Task details -
Make an exact copy of the records, with the images left out.

Given records -

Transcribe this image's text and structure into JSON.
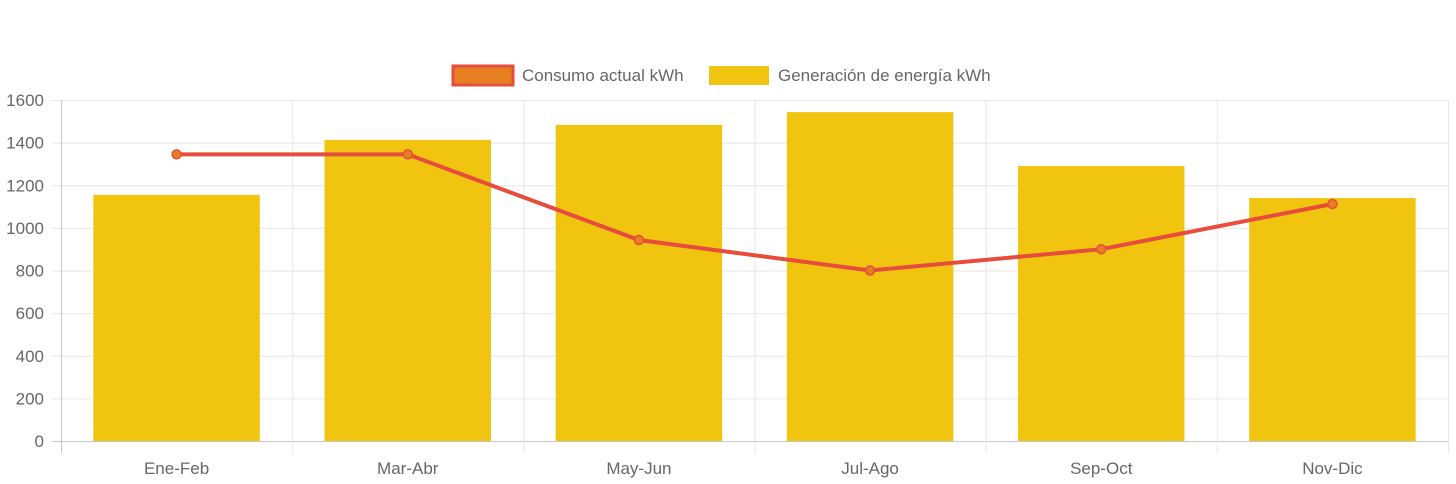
{
  "chart_data": {
    "type": "bar",
    "categories": [
      "Ene-Feb",
      "Mar-Abr",
      "May-Jun",
      "Jul-Ago",
      "Sep-Oct",
      "Nov-Dic"
    ],
    "ylim": [
      0,
      1600
    ],
    "yticks": [
      0,
      200,
      400,
      600,
      800,
      1000,
      1200,
      1400,
      1600
    ],
    "grid": true,
    "legend_position": "top-center",
    "series": [
      {
        "name": "Consumo actual kWh",
        "type": "line",
        "values": [
          1345,
          1345,
          943,
          800,
          900,
          1112
        ],
        "color": "#e74c3c",
        "point_fill": "#e67e22"
      },
      {
        "name": "Generación de energía kWh",
        "type": "bar",
        "values": [
          1155,
          1413,
          1483,
          1543,
          1290,
          1140
        ],
        "color": "#f1c40f"
      }
    ]
  }
}
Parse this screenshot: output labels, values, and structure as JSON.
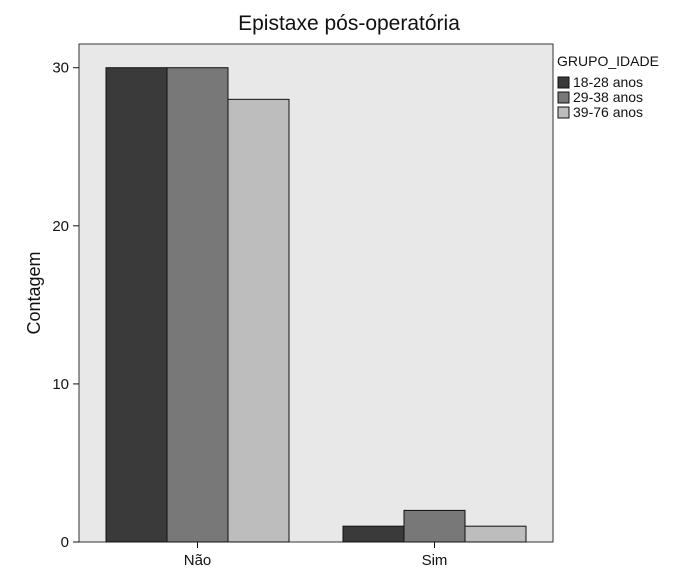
{
  "chart_data": {
    "type": "bar",
    "title": "Epistaxe pós-operatória",
    "xlabel": "",
    "ylabel": "Contagem",
    "categories": [
      "Não",
      "Sim"
    ],
    "series": [
      {
        "name": "18-28 anos",
        "values": [
          30,
          1
        ],
        "color": "#3a3a3a"
      },
      {
        "name": "29-38 anos",
        "values": [
          30,
          2
        ],
        "color": "#787878"
      },
      {
        "name": "39-76 anos",
        "values": [
          28,
          1
        ],
        "color": "#bdbdbd"
      }
    ],
    "ylim": [
      0,
      31.5
    ],
    "yticks": [
      0,
      10,
      20,
      30
    ],
    "grid": false,
    "legend": {
      "title": "GRUPO_IDADE",
      "placement": "right"
    },
    "plot_background": "#e8e8e8"
  }
}
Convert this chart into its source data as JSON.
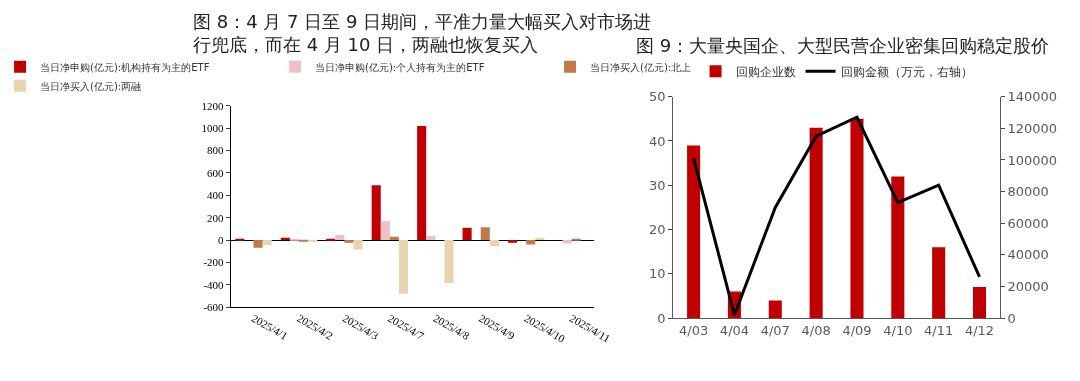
{
  "chart_data": [
    {
      "type": "bar",
      "title": "图 8：4 月 7 日至 9 日期间，平准力量大幅买入对市场进行兜底，而在 4 月 10 日，两融也恢复买入",
      "categories": [
        "2025/4/1",
        "2025/4/2",
        "2025/4/3",
        "2025/4/7",
        "2025/4/8",
        "2025/4/9",
        "2025/4/10",
        "2025/4/11"
      ],
      "series": [
        {
          "name": "当日净申购(亿元):机构持有为主的ETF",
          "color": "#c00000",
          "values": [
            2,
            20,
            12,
            490,
            1020,
            110,
            -25,
            0
          ]
        },
        {
          "name": "当日净申购(亿元):个人持有为主的ETF",
          "color": "#f0c0c8",
          "values": [
            0,
            8,
            45,
            170,
            35,
            0,
            0,
            -30
          ]
        },
        {
          "name": "当日净买入(亿元):北上",
          "color": "#c07a45",
          "values": [
            -70,
            -10,
            -25,
            30,
            0,
            115,
            -40,
            3
          ]
        },
        {
          "name": "当日净买入(亿元):两融",
          "color": "#e8d5b0",
          "values": [
            -45,
            -15,
            -85,
            -480,
            -385,
            -55,
            20,
            null
          ]
        }
      ],
      "ylim": [
        -600,
        1200
      ],
      "yticks": [
        -600,
        -400,
        -200,
        0,
        200,
        400,
        600,
        800,
        1000,
        1200
      ],
      "legend": "top"
    },
    {
      "type": "bar",
      "title": "图 9：大量央国企、大型民营企业密集回购稳定股价",
      "categories": [
        "4/03",
        "4/04",
        "4/07",
        "4/08",
        "4/09",
        "4/10",
        "4/11",
        "4/12"
      ],
      "series": [
        {
          "name": "回购企业数",
          "color": "#c00000",
          "values": [
            39,
            6,
            4,
            43,
            45,
            32,
            16,
            7
          ]
        },
        {
          "name": "回购金额（万元，右轴）",
          "color": "#000000",
          "type": "line",
          "axis": "y2",
          "values": [
            101000,
            2000,
            70000,
            115000,
            127000,
            73000,
            84000,
            26000
          ]
        }
      ],
      "ylim": [
        0,
        50
      ],
      "yticks": [
        0,
        10,
        20,
        30,
        40,
        50
      ],
      "y2lim": [
        0,
        140000
      ],
      "y2ticks": [
        0,
        20000,
        40000,
        60000,
        80000,
        100000,
        120000,
        140000
      ],
      "legend": "top"
    }
  ]
}
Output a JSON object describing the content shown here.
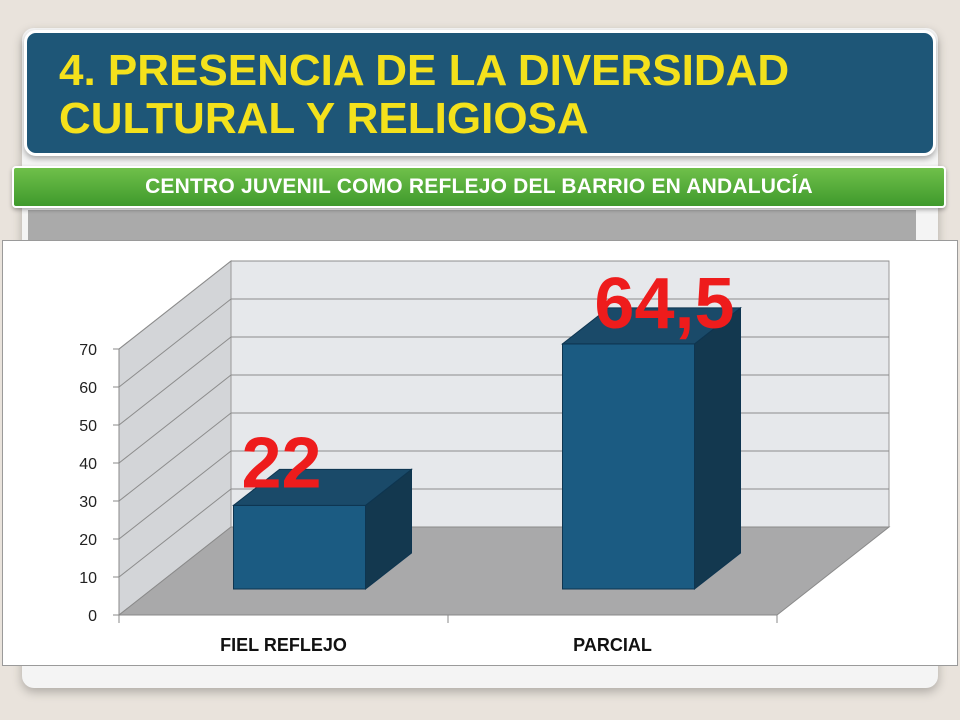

Written answer -
Transcribe this image's text and structure into JSON.
{
  "chart_data": {
    "type": "bar",
    "categories": [
      "Ene-Feb",
      "Mar-Abr",
      "May-Jun",
      "Jul-Ago",
      "Sep-Oct",
      "Nov-Dic"
    ],
    "ylim": [
      0,
      1600
    ],
    "yticks": [
      0,
      200,
      400,
      600,
      800,
      1000,
      1200,
      1400,
      1600
    ],
    "grid": true,
    "legend_position": "top-center",
    "series": [
      {
        "name": "Consumo actual kWh",
        "type": "line",
        "values": [
          1345,
          1345,
          943,
          800,
          900,
          1112
        ],
        "color": "#e74c3c",
        "point_fill": "#e67e22"
      },
      {
        "name": "Generación de energía kWh",
        "type": "bar",
        "values": [
          1155,
          1413,
          1483,
          1543,
          1290,
          1140
        ],
        "color": "#f1c40f"
      }
    ]
  }
}
Parse this screenshot: output labels, values, and structure as JSON.
{
  "chart_data": {
    "type": "bar",
    "title": "Epistaxe pós-operatória",
    "xlabel": "",
    "ylabel": "Contagem",
    "categories": [
      "Não",
      "Sim"
    ],
    "series": [
      {
        "name": "18-28 anos",
        "values": [
          30,
          1
        ],
        "color": "#3a3a3a"
      },
      {
        "name": "29-38 anos",
        "values": [
          30,
          2
        ],
        "color": "#787878"
      },
      {
        "name": "39-76 anos",
        "values": [
          28,
          1
        ],
        "color": "#bdbdbd"
      }
    ],
    "ylim": [
      0,
      31.5
    ],
    "yticks": [
      0,
      10,
      20,
      30
    ],
    "grid": false,
    "legend": {
      "title": "GRUPO_IDADE",
      "placement": "right"
    },
    "plot_background": "#e8e8e8"
  }
}
Convert this chart into its source data as JSON.
{
  "chart_data": [
    {
      "type": "bar",
      "title": "图 8：4 月 7 日至 9 日期间，平准力量大幅买入对市场进行兜底，而在 4 月 10 日，两融也恢复买入",
      "categories": [
        "2025/4/1",
        "2025/4/2",
        "2025/4/3",
        "2025/4/7",
        "2025/4/8",
        "2025/4/9",
        "2025/4/10",
        "2025/4/11"
      ],
      "series": [
        {
          "name": "当日净申购(亿元):机构持有为主的ETF",
          "color": "#c00000",
          "values": [
            2,
            20,
            12,
            490,
            1020,
            110,
            -25,
            0
          ]
        },
        {
          "name": "当日净申购(亿元):个人持有为主的ETF",
          "color": "#f0c0c8",
          "values": [
            0,
            8,
            45,
            170,
            35,
            0,
            0,
            -30
          ]
        },
        {
          "name": "当日净买入(亿元):北上",
          "color": "#c07a45",
          "values": [
            -70,
            -10,
            -25,
            30,
            0,
            115,
            -40,
            3
          ]
        },
        {
          "name": "当日净买入(亿元):两融",
          "color": "#e8d5b0",
          "values": [
            -45,
            -15,
            -85,
            -480,
            -385,
            -55,
            20,
            null
          ]
        }
      ],
      "ylim": [
        -600,
        1200
      ],
      "yticks": [
        -600,
        -400,
        -200,
        0,
        200,
        400,
        600,
        800,
        1000,
        1200
      ],
      "legend": "top"
    },
    {
      "type": "bar",
      "title": "图 9：大量央国企、大型民营企业密集回购稳定股价",
      "categories": [
        "4/03",
        "4/04",
        "4/07",
        "4/08",
        "4/09",
        "4/10",
        "4/11",
        "4/12"
      ],
      "series": [
        {
          "name": "回购企业数",
          "color": "#c00000",
          "values": [
            39,
            6,
            4,
            43,
            45,
            32,
            16,
            7
          ]
        },
        {
          "name": "回购金额（万元，右轴）",
          "color": "#000000",
          "type": "line",
          "axis": "y2",
          "values": [
            101000,
            2000,
            70000,
            115000,
            127000,
            73000,
            84000,
            26000
          ]
        }
      ],
      "ylim": [
        0,
        50
      ],
      "yticks": [
        0,
        10,
        20,
        30,
        40,
        50
      ],
      "y2lim": [
        0,
        140000
      ],
      "y2ticks": [
        0,
        20000,
        40000,
        60000,
        80000,
        100000,
        120000,
        140000
      ],
      "legend": "top"
    }
  ]
}
Output a JSON object describing the content shown here.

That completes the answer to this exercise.